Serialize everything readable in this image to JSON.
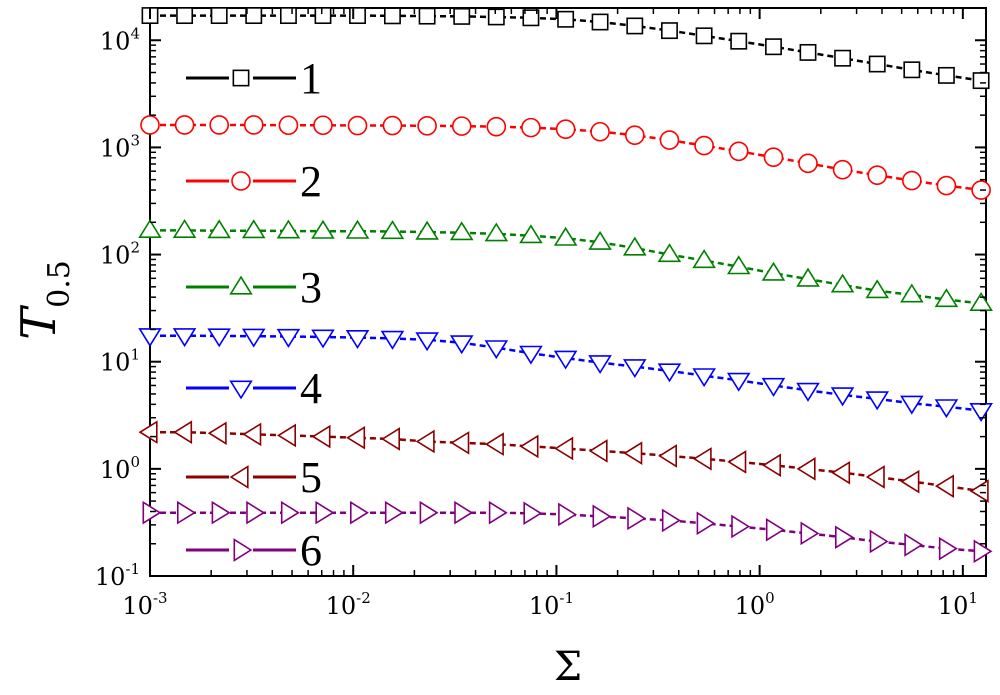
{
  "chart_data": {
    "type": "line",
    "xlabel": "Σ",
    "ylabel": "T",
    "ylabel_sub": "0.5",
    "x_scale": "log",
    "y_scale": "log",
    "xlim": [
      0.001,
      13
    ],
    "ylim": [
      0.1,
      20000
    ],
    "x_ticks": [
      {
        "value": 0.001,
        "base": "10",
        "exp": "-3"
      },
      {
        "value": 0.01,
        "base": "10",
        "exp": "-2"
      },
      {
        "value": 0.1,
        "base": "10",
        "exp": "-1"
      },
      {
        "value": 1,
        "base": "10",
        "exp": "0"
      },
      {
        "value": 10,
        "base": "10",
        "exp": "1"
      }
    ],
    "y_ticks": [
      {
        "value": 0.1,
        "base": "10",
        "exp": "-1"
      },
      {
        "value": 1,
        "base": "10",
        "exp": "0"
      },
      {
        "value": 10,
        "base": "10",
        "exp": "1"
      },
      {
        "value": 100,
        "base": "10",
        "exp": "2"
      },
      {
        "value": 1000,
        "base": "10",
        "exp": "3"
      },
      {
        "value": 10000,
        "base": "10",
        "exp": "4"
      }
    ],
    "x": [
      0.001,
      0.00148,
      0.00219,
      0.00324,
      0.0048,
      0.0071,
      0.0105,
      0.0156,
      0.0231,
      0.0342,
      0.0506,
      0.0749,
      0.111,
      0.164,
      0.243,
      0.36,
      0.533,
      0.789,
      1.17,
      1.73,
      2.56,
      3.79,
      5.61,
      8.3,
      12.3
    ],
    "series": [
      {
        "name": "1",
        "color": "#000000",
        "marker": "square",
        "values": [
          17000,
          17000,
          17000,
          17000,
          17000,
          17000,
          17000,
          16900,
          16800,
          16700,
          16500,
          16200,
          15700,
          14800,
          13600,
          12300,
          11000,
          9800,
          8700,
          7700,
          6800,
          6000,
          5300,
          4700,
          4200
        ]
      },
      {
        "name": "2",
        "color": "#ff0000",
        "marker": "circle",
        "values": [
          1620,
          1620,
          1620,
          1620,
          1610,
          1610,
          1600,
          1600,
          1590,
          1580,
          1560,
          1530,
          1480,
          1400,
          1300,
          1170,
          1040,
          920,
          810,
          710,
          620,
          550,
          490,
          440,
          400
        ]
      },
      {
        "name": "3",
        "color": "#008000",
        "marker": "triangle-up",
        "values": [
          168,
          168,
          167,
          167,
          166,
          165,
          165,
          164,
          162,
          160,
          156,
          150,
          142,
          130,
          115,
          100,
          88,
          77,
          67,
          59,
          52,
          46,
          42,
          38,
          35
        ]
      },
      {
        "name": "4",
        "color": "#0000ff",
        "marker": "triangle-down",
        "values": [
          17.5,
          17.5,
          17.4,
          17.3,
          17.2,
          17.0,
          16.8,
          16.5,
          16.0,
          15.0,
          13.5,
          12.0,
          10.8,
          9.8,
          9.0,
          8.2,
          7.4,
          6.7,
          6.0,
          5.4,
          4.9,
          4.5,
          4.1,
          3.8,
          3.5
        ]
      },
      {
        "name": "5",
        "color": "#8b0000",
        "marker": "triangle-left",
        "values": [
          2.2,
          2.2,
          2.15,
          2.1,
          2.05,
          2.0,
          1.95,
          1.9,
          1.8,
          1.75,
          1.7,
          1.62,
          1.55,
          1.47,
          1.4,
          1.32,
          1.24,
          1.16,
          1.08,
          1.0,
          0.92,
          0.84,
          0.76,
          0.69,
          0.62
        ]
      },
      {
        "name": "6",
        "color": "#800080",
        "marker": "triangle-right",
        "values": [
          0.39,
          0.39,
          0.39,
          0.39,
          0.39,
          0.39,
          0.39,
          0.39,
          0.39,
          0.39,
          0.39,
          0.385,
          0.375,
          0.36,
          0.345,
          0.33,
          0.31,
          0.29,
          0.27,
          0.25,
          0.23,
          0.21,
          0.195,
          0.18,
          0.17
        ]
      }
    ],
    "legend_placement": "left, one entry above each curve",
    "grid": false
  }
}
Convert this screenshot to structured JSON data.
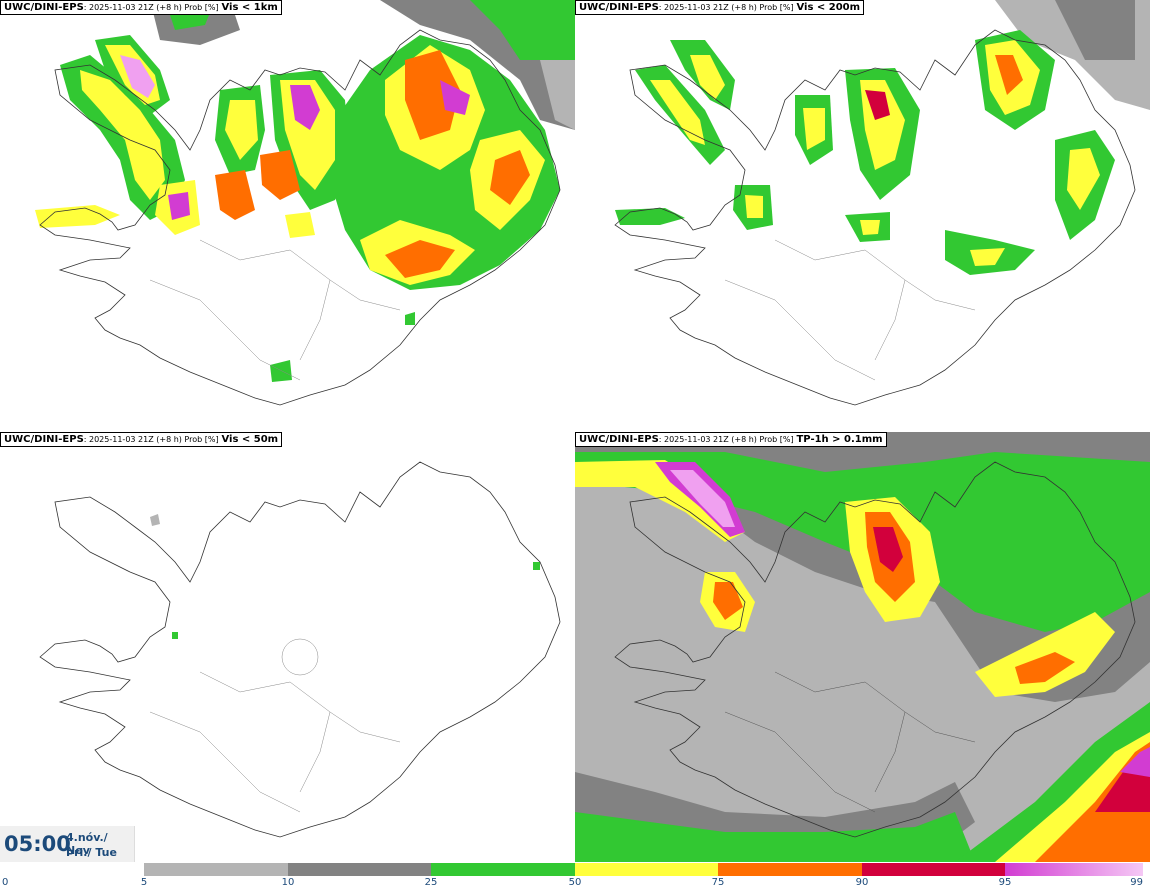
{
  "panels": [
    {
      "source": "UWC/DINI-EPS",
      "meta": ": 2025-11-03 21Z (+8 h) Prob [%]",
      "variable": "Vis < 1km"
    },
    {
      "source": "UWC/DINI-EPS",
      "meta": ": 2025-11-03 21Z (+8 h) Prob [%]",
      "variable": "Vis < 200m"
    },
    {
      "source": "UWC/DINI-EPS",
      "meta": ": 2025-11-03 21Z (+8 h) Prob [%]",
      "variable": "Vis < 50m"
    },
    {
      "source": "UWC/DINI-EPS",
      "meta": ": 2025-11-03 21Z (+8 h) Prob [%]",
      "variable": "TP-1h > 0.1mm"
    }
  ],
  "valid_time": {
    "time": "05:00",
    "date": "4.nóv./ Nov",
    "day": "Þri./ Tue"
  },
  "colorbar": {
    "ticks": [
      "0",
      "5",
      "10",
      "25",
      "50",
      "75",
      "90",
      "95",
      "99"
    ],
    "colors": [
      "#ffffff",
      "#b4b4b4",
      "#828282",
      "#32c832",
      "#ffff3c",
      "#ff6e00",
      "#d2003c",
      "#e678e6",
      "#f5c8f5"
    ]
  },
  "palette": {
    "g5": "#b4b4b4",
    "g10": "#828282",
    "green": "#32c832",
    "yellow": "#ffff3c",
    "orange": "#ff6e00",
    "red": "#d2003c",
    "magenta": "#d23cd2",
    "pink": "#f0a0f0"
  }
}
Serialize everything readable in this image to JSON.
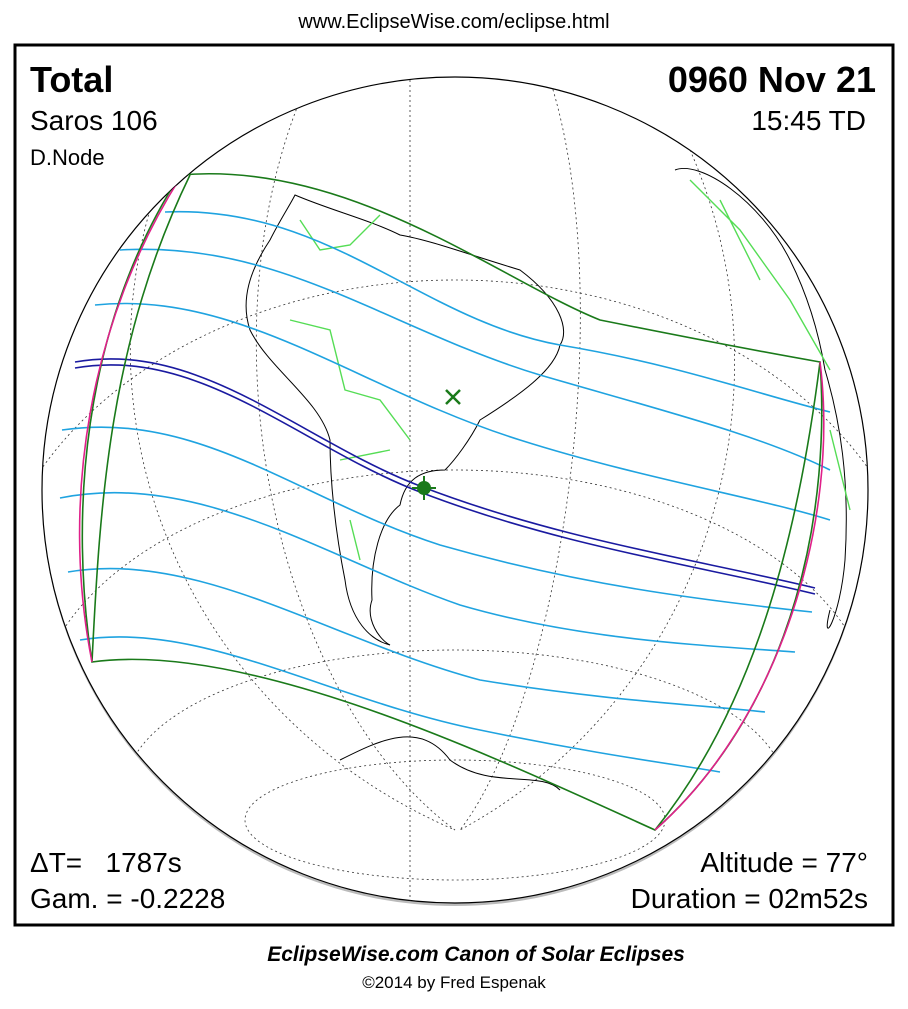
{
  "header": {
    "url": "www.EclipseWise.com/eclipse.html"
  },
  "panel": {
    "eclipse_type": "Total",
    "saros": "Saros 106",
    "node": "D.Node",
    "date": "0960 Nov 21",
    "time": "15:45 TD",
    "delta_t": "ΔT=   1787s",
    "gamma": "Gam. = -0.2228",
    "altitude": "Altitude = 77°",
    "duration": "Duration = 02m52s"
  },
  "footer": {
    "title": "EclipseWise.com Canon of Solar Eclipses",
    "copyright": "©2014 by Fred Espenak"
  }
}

EXERCISE REQUIREMENTS ▸ Spot every line that holds "marker" and copy it.

EXERCISE OUTPUT ▸
        "marker": "square",
        "marker": "circle",
        "marker": "triangle-up",
        "marker": "triangle-down",
        "marker": "triangle-left",
        "marker": "triangle-right",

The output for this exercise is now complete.